Exercise brief:
Give only the number of lines in the listing below where the string "right" occurs.

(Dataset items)
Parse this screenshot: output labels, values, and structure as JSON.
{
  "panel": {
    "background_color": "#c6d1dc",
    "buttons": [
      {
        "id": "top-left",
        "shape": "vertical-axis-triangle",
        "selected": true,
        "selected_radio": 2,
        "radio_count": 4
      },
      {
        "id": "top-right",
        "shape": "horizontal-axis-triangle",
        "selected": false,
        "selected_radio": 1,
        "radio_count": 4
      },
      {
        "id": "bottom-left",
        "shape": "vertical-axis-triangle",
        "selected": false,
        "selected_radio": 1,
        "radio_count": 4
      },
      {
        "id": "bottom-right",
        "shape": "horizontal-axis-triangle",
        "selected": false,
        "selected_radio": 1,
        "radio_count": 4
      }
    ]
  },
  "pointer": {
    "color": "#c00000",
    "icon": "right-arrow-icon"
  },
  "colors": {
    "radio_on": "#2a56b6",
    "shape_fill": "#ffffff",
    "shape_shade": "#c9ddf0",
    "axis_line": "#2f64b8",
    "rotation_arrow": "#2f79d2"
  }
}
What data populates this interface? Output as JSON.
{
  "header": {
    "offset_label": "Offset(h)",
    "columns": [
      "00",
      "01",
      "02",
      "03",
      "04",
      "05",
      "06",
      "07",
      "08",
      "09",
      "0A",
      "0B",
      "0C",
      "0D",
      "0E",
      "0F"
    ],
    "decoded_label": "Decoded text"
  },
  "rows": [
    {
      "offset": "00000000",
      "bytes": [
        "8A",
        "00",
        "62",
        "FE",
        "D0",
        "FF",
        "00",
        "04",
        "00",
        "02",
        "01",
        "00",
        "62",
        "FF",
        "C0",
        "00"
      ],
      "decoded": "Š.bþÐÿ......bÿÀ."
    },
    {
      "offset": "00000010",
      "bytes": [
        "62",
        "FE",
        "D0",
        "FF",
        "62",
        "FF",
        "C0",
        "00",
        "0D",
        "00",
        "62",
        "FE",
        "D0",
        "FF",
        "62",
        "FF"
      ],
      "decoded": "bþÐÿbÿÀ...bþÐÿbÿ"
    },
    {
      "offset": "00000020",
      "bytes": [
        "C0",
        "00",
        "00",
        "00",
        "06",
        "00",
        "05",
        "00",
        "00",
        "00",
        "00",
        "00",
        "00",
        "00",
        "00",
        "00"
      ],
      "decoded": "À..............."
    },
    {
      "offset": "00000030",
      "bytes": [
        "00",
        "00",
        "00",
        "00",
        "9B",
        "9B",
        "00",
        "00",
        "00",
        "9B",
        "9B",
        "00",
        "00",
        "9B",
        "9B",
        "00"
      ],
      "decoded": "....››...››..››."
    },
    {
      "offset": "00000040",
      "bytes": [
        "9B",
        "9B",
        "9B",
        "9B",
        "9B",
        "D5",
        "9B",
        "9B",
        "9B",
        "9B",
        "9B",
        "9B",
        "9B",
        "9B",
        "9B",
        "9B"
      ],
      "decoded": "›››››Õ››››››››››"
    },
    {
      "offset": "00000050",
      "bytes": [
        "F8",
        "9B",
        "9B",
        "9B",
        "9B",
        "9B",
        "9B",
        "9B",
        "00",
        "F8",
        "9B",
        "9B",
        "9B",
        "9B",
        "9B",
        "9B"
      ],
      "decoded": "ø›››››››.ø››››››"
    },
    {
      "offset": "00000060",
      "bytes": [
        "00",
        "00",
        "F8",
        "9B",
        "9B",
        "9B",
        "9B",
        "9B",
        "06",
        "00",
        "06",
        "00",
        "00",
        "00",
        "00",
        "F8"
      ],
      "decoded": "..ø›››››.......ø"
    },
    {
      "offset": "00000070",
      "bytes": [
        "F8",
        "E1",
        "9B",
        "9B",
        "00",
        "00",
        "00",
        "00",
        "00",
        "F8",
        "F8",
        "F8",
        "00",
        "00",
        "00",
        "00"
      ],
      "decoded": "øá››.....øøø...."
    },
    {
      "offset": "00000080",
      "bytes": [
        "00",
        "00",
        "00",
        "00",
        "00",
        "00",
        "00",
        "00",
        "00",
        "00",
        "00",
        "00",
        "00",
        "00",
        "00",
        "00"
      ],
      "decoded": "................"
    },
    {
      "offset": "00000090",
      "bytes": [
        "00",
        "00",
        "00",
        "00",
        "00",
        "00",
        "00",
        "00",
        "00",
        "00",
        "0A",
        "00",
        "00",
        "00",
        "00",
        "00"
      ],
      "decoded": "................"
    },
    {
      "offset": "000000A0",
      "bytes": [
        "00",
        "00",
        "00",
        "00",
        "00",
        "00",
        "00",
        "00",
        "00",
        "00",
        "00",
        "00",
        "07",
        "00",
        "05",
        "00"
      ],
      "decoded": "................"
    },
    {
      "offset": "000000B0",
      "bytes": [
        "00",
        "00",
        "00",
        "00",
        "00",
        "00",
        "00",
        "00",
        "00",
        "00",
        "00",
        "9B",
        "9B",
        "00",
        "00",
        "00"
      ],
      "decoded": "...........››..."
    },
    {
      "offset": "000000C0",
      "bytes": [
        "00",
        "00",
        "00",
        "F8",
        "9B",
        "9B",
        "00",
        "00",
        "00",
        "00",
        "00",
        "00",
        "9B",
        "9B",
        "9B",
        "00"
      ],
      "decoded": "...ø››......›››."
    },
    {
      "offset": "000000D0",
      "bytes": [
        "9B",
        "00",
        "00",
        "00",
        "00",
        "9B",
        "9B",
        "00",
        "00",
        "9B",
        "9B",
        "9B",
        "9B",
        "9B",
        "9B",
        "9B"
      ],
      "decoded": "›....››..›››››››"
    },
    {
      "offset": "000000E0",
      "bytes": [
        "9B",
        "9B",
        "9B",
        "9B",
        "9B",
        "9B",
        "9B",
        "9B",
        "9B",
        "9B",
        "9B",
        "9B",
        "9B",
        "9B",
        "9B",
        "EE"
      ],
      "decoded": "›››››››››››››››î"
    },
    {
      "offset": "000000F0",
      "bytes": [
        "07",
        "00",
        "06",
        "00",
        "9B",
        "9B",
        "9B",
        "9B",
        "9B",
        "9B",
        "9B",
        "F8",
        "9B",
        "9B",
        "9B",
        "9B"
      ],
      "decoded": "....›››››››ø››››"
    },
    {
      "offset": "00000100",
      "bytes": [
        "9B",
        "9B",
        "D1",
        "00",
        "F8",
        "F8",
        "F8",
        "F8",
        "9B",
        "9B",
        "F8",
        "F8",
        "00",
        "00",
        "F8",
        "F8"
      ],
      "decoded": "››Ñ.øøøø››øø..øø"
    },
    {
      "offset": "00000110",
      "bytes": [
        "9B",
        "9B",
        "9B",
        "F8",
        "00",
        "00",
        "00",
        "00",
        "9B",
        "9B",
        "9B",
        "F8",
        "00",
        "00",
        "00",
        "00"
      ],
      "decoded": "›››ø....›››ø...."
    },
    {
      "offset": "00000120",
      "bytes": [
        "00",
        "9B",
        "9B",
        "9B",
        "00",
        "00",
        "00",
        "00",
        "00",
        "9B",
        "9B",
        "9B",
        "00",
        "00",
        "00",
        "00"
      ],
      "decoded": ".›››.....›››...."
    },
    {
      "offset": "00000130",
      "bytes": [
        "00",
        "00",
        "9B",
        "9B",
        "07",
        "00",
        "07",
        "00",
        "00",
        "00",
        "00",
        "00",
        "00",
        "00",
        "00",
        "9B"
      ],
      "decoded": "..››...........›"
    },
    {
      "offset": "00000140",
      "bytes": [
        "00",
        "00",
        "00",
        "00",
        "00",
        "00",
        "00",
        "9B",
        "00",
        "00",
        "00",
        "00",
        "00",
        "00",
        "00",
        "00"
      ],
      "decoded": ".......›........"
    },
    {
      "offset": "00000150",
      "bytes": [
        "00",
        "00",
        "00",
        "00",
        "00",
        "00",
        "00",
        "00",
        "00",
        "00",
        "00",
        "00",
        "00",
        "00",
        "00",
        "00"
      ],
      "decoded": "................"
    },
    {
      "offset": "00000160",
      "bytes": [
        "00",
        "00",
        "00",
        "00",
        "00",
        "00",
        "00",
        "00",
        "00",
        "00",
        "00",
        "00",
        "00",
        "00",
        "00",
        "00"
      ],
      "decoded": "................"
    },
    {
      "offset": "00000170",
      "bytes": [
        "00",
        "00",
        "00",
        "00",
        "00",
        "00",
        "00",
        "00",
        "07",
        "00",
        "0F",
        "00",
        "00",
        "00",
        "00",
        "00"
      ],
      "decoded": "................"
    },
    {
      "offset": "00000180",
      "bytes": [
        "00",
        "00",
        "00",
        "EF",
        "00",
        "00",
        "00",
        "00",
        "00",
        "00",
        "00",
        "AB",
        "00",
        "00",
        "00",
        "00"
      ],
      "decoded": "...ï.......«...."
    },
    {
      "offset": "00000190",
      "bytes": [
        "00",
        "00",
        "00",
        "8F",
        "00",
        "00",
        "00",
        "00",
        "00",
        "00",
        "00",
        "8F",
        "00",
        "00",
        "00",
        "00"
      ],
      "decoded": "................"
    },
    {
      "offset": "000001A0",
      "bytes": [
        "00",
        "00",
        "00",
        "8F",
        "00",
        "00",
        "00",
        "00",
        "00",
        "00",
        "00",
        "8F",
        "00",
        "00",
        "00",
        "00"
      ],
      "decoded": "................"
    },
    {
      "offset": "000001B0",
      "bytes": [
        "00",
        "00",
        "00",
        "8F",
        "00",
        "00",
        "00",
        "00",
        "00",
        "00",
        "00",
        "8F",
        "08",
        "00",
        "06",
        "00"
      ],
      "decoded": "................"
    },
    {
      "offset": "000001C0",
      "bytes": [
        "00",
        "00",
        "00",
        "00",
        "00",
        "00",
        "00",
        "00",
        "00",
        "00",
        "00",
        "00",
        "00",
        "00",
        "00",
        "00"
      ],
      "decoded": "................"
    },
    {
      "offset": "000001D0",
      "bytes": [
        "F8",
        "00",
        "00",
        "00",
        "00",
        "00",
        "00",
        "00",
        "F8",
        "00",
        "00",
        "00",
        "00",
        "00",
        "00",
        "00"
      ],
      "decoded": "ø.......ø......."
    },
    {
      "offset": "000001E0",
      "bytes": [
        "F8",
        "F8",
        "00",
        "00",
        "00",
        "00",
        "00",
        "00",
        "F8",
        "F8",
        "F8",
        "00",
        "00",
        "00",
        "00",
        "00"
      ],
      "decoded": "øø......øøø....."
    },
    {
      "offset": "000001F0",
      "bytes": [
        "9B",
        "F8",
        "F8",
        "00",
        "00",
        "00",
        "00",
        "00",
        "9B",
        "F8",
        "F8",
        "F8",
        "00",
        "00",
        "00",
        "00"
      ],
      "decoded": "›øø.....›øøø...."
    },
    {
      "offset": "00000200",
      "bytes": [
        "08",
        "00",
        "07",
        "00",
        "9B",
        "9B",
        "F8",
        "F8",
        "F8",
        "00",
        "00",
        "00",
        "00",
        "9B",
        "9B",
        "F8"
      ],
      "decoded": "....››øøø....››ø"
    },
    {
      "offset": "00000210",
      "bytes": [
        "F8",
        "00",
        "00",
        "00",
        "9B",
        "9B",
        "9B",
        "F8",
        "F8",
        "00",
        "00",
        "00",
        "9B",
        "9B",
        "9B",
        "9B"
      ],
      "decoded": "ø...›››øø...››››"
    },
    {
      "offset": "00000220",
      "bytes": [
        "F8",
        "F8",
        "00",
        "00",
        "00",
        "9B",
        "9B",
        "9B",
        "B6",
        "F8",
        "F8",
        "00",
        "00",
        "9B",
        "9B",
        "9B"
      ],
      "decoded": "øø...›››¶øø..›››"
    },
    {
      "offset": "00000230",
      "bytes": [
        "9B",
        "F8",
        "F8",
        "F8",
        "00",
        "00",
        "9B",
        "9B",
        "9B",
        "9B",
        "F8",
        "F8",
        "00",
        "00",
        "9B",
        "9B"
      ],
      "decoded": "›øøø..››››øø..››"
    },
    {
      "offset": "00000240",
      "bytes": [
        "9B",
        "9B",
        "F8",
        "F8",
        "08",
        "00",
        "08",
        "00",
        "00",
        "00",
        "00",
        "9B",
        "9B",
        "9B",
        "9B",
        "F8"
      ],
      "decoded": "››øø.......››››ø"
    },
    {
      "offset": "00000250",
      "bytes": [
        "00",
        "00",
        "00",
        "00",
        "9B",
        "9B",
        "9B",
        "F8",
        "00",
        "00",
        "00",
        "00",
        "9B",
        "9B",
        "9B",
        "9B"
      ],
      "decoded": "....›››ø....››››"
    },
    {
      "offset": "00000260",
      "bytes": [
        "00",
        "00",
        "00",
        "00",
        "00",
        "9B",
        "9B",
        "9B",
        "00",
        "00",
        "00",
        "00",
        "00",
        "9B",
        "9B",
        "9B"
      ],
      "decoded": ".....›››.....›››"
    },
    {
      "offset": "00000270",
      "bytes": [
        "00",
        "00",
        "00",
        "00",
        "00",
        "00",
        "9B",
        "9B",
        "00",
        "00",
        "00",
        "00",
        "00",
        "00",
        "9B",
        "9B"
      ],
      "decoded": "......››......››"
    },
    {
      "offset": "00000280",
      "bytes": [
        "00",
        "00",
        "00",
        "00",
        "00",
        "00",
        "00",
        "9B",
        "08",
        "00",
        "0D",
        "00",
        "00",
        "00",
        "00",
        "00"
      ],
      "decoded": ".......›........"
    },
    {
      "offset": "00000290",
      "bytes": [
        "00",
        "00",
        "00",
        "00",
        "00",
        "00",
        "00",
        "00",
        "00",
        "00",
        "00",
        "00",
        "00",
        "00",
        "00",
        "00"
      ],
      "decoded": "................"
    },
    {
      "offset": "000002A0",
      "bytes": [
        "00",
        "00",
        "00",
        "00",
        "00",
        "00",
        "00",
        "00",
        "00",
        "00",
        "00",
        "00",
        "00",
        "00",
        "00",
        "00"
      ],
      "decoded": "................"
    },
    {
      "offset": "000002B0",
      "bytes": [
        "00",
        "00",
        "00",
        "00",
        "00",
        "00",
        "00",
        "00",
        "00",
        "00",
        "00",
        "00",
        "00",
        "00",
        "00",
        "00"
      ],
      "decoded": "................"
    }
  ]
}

Solution below:
3